● GIVEN RECORDS
********

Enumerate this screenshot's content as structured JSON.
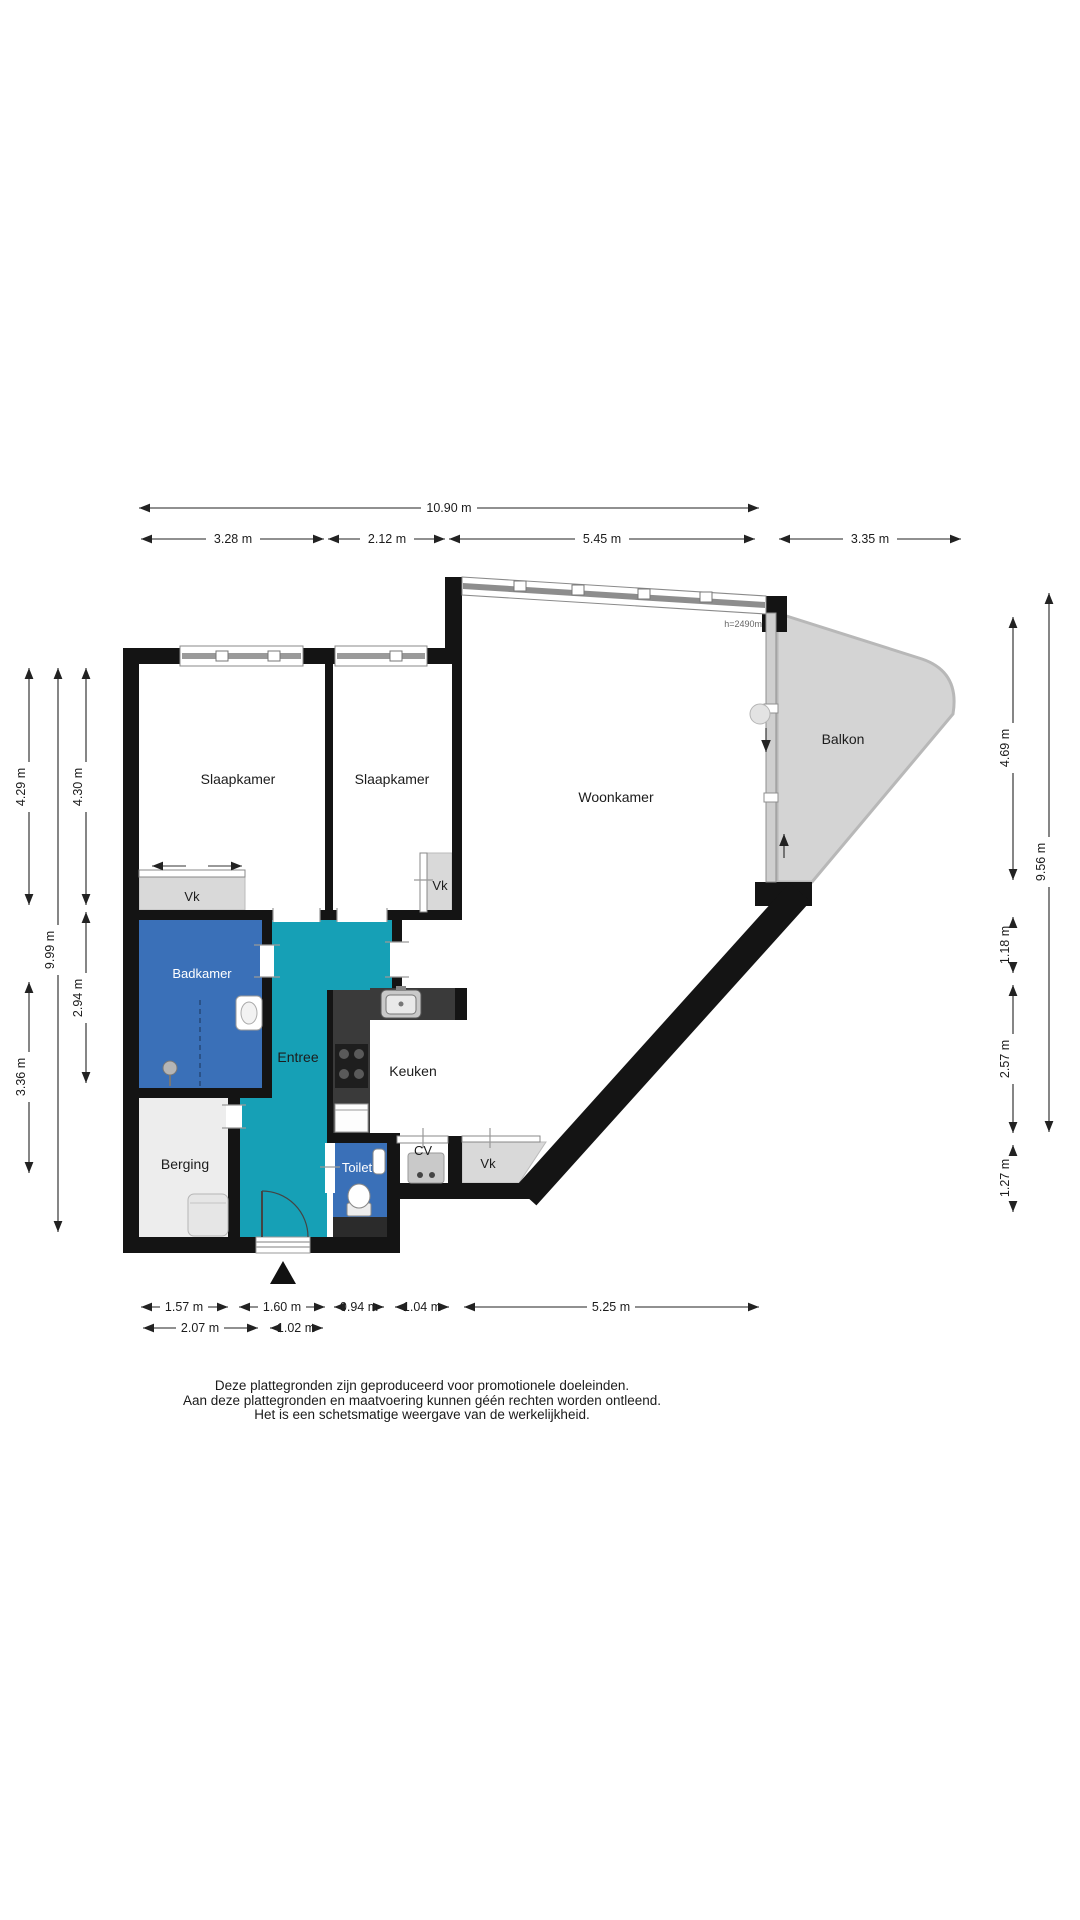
{
  "plan": {
    "rooms": {
      "slaapkamer1": "Slaapkamer",
      "slaapkamer2": "Slaapkamer",
      "woonkamer": "Woonkamer",
      "balkon": "Balkon",
      "badkamer": "Badkamer",
      "entree": "Entree",
      "keuken": "Keuken",
      "berging": "Berging",
      "toilet": "Toilet",
      "cv": "CV",
      "vk_slaapkamer1": "Vk",
      "vk_slaapkamer2": "Vk",
      "vk_keuken": "Vk"
    },
    "annotations": {
      "ceiling_height": "h=2490m"
    },
    "dimensions": {
      "top_total": "10.90 m",
      "top_segments": [
        "3.28 m",
        "2.12 m",
        "5.45 m",
        "3.35 m"
      ],
      "left": {
        "outer_top": "4.29 m",
        "outer_bottom": "3.36 m",
        "total": "9.99 m",
        "inner_top": "4.30 m",
        "inner_bottom": "2.94 m"
      },
      "right": {
        "balkon": "4.69 m",
        "seg2": "1.18 m",
        "seg3": "2.57 m",
        "seg4": "1.27 m",
        "total": "9.56 m"
      },
      "bottom_row1": [
        "1.57 m",
        "1.60 m",
        "0.94 m",
        "1.04 m",
        "5.25 m"
      ],
      "bottom_row2": [
        "2.07 m",
        "1.02 m"
      ]
    },
    "disclaimer": [
      "Deze plattegronden zijn geproduceerd voor promotionele doeleinden.",
      "Aan deze plattegronden en maatvoering kunnen géén rechten worden ontleend.",
      "Het is een schetsmatige weergave van de werkelijkheid."
    ],
    "colors": {
      "wall": "#141414",
      "entree": "#16A0B6",
      "wet_room": "#3A70B8",
      "balkon": "#D4D4D4",
      "closet": "#D9D9D9",
      "berging": "#EDEDED",
      "counter": "#3A3A3A"
    }
  }
}
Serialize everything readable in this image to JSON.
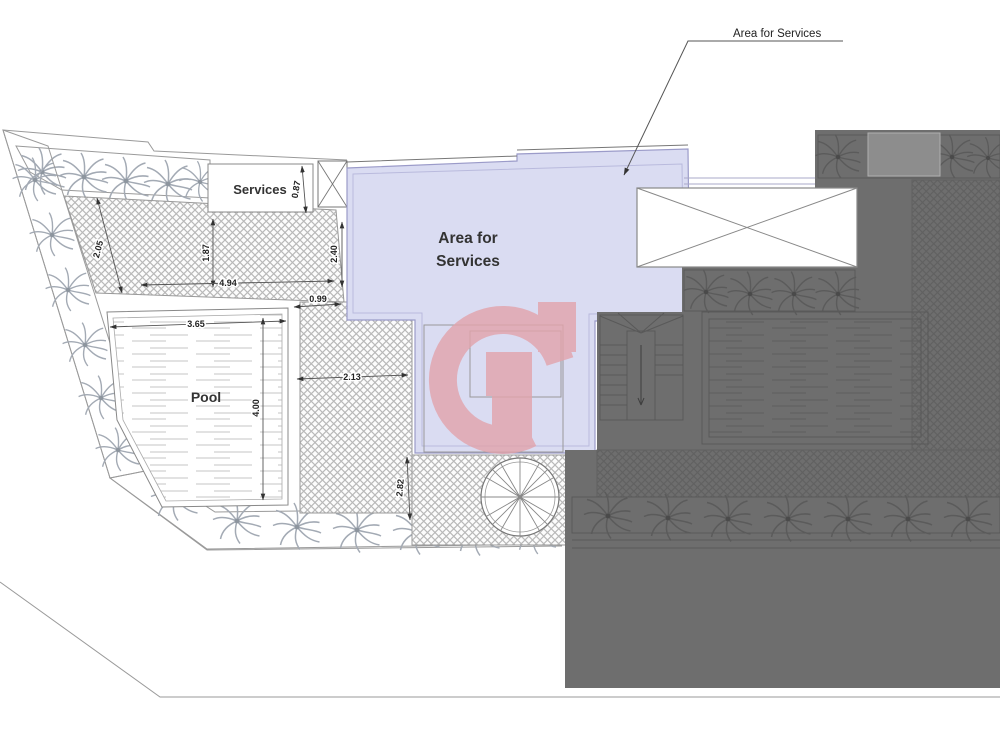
{
  "annotation": {
    "leader_label": "Area for Services"
  },
  "zones": {
    "area_for_services": {
      "line1": "Area for",
      "line2": "Services"
    },
    "services_room": {
      "label": "Services"
    },
    "pool": {
      "label": "Pool"
    }
  },
  "dimensions": {
    "left_terrace_width": "2.05",
    "terrace_height": "1.87",
    "terrace_width": "4.94",
    "terrace_right_height": "2.40",
    "walkway_width": "0.99",
    "services_side": "0.87",
    "pool_width": "3.65",
    "pool_length": "4.00",
    "side_terrace_width": "2.13",
    "stair_court_side": "2.82"
  },
  "symbols": {
    "palm_tree": "palm-tree-icon",
    "spiral_stair": "spiral-staircase-icon",
    "void_box": "crossed-void-icon",
    "watermark": "g-logo-watermark"
  },
  "colors": {
    "services_area_fill": "#dadcf2",
    "services_area_border": "#9b9bc9",
    "neighbor_overlay": "#6e6e6e",
    "watermark_pink": "#e2a3ab",
    "drawing_line": "#8a8a8a"
  }
}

********

● YOUR INSTRUCTIONS
Repeat the data exactly, without the pictures.

● EXERCISE ANSWER
Enumerate this screenshot's content as structured JSON.
{
  "plan": {
    "rooms": {
      "slaapkamer1": "Slaapkamer",
      "slaapkamer2": "Slaapkamer",
      "woonkamer": "Woonkamer",
      "balkon": "Balkon",
      "badkamer": "Badkamer",
      "entree": "Entree",
      "keuken": "Keuken",
      "berging": "Berging",
      "toilet": "Toilet",
      "cv": "CV",
      "vk_slaapkamer1": "Vk",
      "vk_slaapkamer2": "Vk",
      "vk_keuken": "Vk"
    },
    "annotations": {
      "ceiling_height": "h=2490m"
    },
    "dimensions": {
      "top_total": "10.90 m",
      "top_segments": [
        "3.28 m",
        "2.12 m",
        "5.45 m",
        "3.35 m"
      ],
      "left": {
        "outer_top": "4.29 m",
        "outer_bottom": "3.36 m",
        "total": "9.99 m",
        "inner_top": "4.30 m",
        "inner_bottom": "2.94 m"
      },
      "right": {
        "balkon": "4.69 m",
        "seg2": "1.18 m",
        "seg3": "2.57 m",
        "seg4": "1.27 m",
        "total": "9.56 m"
      },
      "bottom_row1": [
        "1.57 m",
        "1.60 m",
        "0.94 m",
        "1.04 m",
        "5.25 m"
      ],
      "bottom_row2": [
        "2.07 m",
        "1.02 m"
      ]
    },
    "disclaimer": [
      "Deze plattegronden zijn geproduceerd voor promotionele doeleinden.",
      "Aan deze plattegronden en maatvoering kunnen géén rechten worden ontleend.",
      "Het is een schetsmatige weergave van de werkelijkheid."
    ],
    "colors": {
      "wall": "#141414",
      "entree": "#16A0B6",
      "wet_room": "#3A70B8",
      "balkon": "#D4D4D4",
      "closet": "#D9D9D9",
      "berging": "#EDEDED",
      "counter": "#3A3A3A"
    }
  }
}
Serialize everything readable in this image to JSON.
{
  "annotation": {
    "leader_label": "Area for Services"
  },
  "zones": {
    "area_for_services": {
      "line1": "Area for",
      "line2": "Services"
    },
    "services_room": {
      "label": "Services"
    },
    "pool": {
      "label": "Pool"
    }
  },
  "dimensions": {
    "left_terrace_width": "2.05",
    "terrace_height": "1.87",
    "terrace_width": "4.94",
    "terrace_right_height": "2.40",
    "walkway_width": "0.99",
    "services_side": "0.87",
    "pool_width": "3.65",
    "pool_length": "4.00",
    "side_terrace_width": "2.13",
    "stair_court_side": "2.82"
  },
  "symbols": {
    "palm_tree": "palm-tree-icon",
    "spiral_stair": "spiral-staircase-icon",
    "void_box": "crossed-void-icon",
    "watermark": "g-logo-watermark"
  },
  "colors": {
    "services_area_fill": "#dadcf2",
    "services_area_border": "#9b9bc9",
    "neighbor_overlay": "#6e6e6e",
    "watermark_pink": "#e2a3ab",
    "drawing_line": "#8a8a8a"
  }
}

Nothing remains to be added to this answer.